Material to process:
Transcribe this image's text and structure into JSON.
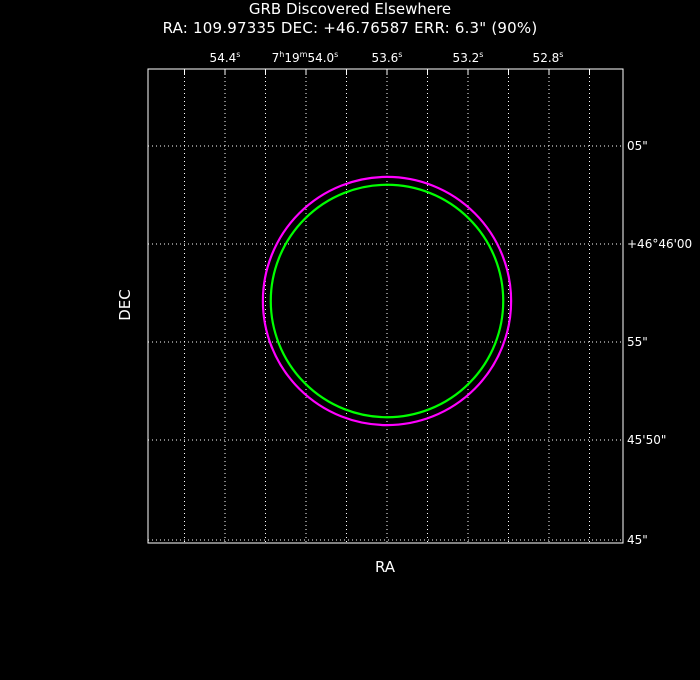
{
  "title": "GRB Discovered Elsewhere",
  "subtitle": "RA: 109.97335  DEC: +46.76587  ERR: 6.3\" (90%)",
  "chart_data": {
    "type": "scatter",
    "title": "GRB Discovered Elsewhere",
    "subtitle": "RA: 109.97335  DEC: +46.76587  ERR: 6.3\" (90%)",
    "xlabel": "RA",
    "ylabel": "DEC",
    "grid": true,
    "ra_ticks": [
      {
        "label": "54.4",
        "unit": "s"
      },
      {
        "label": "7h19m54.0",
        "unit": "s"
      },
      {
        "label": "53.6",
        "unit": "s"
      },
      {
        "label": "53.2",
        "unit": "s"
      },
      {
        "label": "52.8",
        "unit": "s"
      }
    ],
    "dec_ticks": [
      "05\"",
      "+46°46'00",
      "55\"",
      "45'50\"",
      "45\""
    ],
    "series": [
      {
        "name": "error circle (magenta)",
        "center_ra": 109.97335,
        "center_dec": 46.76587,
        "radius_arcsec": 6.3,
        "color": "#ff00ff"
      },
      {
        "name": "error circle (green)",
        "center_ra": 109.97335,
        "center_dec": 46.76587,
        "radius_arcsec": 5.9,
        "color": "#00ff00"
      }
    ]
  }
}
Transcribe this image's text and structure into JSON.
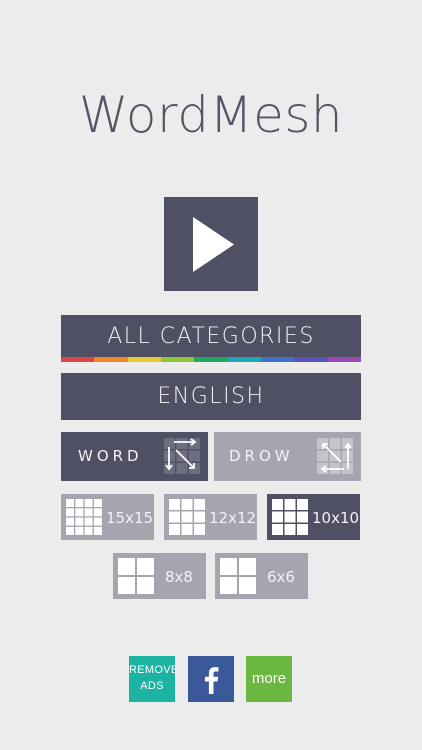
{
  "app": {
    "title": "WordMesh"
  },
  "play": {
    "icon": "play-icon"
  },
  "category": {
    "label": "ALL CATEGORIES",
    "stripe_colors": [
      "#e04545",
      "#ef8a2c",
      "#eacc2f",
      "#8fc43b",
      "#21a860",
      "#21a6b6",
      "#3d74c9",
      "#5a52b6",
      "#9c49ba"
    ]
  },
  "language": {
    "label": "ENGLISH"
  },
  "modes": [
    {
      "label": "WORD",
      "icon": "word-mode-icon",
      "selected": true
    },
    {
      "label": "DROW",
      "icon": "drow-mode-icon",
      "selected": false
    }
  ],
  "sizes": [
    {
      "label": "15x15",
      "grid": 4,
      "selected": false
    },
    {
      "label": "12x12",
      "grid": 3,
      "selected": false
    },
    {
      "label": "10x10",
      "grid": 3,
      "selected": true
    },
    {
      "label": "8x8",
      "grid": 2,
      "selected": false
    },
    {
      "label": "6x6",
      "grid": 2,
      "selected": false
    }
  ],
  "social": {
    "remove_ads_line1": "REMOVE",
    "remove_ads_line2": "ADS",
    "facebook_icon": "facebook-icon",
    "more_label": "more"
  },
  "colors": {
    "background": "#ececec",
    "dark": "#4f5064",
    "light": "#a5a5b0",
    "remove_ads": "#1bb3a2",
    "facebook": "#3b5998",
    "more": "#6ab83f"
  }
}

Directions for this task: Pull out every line of the records above that contains the word "subtitle".

Solution for this exercise:
  "subtitle": "RA: 109.97335  DEC: +46.76587  ERR: 6.3\" (90%)",
    "subtitle": "RA: 109.97335  DEC: +46.76587  ERR: 6.3\" (90%)",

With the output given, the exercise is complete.